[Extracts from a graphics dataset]
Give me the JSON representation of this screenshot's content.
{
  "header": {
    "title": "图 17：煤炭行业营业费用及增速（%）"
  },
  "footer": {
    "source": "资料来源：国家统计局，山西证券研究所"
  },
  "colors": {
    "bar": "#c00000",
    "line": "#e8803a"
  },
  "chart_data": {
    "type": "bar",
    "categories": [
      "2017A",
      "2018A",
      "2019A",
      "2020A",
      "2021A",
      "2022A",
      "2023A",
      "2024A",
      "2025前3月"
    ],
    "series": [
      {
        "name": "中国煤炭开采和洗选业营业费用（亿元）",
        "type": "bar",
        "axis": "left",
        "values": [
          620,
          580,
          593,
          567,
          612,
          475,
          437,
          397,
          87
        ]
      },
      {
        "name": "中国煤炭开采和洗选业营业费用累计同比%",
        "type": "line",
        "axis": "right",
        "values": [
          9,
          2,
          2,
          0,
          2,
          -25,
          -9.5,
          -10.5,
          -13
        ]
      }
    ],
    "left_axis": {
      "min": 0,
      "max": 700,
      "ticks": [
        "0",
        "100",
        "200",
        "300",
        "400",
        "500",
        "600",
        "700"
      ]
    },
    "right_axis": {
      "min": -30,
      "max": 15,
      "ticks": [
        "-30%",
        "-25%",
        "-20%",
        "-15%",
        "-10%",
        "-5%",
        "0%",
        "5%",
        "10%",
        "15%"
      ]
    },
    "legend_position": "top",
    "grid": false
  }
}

• Stated goal: Return all the data above once more, precisely as given.

• Right answer:
Give me the JSON representation of this screenshot's content.
{
  "header": {
    "title": "图 17：煤炭行业营业费用及增速（%）"
  },
  "footer": {
    "source": "资料来源：国家统计局，山西证券研究所"
  },
  "colors": {
    "bar": "#c00000",
    "line": "#e8803a"
  },
  "chart_data": {
    "type": "bar",
    "categories": [
      "2017A",
      "2018A",
      "2019A",
      "2020A",
      "2021A",
      "2022A",
      "2023A",
      "2024A",
      "2025前3月"
    ],
    "series": [
      {
        "name": "中国煤炭开采和洗选业营业费用（亿元）",
        "type": "bar",
        "axis": "left",
        "values": [
          620,
          580,
          593,
          567,
          612,
          475,
          437,
          397,
          87
        ]
      },
      {
        "name": "中国煤炭开采和洗选业营业费用累计同比%",
        "type": "line",
        "axis": "right",
        "values": [
          9,
          2,
          2,
          0,
          2,
          -25,
          -9.5,
          -10.5,
          -13
        ]
      }
    ],
    "left_axis": {
      "min": 0,
      "max": 700,
      "ticks": [
        "0",
        "100",
        "200",
        "300",
        "400",
        "500",
        "600",
        "700"
      ]
    },
    "right_axis": {
      "min": -30,
      "max": 15,
      "ticks": [
        "-30%",
        "-25%",
        "-20%",
        "-15%",
        "-10%",
        "-5%",
        "0%",
        "5%",
        "10%",
        "15%"
      ]
    },
    "legend_position": "top",
    "grid": false
  }
}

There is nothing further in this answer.